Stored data
§ §

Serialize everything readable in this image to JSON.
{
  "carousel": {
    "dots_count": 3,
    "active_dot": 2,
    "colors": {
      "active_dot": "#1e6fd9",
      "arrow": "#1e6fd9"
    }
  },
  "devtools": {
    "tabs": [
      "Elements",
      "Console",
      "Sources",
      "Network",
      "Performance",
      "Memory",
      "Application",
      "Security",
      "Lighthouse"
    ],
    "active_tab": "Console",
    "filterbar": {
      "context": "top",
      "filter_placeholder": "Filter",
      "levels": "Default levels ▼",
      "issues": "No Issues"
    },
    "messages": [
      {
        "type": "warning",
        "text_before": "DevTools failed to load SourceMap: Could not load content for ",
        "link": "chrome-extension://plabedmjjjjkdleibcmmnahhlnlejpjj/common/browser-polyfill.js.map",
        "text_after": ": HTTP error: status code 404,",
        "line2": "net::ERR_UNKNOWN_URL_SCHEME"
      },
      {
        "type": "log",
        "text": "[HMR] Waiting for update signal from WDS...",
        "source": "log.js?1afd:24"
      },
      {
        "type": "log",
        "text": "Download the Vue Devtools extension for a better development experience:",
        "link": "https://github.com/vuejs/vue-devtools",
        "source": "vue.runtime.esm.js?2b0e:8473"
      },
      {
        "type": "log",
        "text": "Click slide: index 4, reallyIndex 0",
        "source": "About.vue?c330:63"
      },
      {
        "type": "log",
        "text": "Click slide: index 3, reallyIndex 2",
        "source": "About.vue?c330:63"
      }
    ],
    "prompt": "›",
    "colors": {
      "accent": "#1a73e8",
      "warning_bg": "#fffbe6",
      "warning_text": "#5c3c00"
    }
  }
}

§ §

_What is being asked:_ Show the lines from the data above that contain the string "reallyIndex".

_Response:_
        "text": "Click slide: index 4, reallyIndex 0",
        "text": "Click slide: index 3, reallyIndex 2",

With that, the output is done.